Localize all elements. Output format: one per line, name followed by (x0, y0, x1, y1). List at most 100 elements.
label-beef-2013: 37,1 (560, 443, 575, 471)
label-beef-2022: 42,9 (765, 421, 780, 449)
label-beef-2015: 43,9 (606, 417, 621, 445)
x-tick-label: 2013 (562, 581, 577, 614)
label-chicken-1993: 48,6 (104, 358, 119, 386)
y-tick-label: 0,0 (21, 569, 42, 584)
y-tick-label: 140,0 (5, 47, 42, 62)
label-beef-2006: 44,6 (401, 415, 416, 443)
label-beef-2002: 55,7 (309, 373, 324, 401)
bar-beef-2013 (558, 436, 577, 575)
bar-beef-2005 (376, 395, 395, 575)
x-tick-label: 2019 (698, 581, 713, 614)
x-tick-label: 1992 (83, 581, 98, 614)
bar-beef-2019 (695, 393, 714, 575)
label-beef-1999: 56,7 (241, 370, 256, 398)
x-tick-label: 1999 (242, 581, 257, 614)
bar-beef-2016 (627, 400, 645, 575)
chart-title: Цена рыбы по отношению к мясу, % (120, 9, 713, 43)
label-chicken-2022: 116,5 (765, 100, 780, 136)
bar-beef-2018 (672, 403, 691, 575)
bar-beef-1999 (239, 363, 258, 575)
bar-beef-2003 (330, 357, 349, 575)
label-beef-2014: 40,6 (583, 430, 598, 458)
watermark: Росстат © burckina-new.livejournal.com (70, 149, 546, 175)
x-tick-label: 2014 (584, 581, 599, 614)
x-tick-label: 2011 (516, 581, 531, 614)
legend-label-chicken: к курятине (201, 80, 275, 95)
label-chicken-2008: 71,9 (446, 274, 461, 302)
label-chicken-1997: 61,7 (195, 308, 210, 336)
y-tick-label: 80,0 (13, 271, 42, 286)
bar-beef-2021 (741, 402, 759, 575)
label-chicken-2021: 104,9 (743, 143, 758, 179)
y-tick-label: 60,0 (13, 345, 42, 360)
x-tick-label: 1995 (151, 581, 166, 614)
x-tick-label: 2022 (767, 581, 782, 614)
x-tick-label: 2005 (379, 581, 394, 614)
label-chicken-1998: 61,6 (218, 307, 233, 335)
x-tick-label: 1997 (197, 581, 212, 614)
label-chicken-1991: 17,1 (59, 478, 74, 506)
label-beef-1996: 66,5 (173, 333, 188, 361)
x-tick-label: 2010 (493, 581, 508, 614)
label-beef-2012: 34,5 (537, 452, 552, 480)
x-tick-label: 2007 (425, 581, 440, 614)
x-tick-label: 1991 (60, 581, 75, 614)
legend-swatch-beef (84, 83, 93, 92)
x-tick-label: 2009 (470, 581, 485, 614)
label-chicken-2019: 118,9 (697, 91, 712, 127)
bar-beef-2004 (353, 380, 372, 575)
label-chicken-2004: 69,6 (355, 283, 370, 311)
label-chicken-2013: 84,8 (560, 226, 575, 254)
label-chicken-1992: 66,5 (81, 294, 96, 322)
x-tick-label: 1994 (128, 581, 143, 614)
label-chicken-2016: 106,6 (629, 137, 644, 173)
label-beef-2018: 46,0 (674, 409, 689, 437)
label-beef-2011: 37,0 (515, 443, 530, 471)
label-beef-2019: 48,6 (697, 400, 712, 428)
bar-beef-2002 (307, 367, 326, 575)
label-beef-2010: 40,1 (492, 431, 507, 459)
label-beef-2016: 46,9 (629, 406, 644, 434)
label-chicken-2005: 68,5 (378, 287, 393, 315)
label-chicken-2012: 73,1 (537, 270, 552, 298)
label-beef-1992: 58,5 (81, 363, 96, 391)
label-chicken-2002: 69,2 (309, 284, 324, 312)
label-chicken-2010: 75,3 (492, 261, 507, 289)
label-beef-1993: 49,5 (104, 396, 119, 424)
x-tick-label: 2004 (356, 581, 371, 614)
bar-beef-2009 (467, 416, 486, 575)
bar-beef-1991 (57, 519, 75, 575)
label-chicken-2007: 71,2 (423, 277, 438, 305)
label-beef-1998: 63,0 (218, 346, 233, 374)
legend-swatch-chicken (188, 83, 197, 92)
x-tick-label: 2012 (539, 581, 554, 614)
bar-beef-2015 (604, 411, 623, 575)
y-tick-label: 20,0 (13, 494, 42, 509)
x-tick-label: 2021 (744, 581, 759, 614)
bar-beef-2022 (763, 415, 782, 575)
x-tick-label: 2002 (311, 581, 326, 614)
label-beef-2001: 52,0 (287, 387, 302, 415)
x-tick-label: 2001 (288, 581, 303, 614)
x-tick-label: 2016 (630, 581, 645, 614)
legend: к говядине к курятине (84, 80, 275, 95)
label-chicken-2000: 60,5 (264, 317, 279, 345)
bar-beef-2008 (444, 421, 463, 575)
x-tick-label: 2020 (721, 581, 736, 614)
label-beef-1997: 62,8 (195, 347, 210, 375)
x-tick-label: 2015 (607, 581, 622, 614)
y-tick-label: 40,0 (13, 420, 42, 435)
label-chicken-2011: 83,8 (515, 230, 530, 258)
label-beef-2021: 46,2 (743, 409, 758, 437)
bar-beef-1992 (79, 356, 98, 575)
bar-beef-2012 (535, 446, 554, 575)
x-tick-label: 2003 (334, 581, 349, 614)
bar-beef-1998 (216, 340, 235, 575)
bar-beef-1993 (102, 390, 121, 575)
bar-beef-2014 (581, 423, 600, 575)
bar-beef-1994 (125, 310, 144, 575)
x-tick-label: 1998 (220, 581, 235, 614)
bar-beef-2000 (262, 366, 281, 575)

══════

Short exercise
Starting at the first line and ending with the line containing "label-beef-2015: 43,9 (606, 417, 621, 445)", write the lines out again with "Localize" changed to "Detect" and everything else left as is.

Written answer
Detect all elements. Output format: one per line, name followed by (x0, y0, x1, y1). List at most 100 elements.
label-beef-2013: 37,1 (560, 443, 575, 471)
label-beef-2022: 42,9 (765, 421, 780, 449)
label-beef-2015: 43,9 (606, 417, 621, 445)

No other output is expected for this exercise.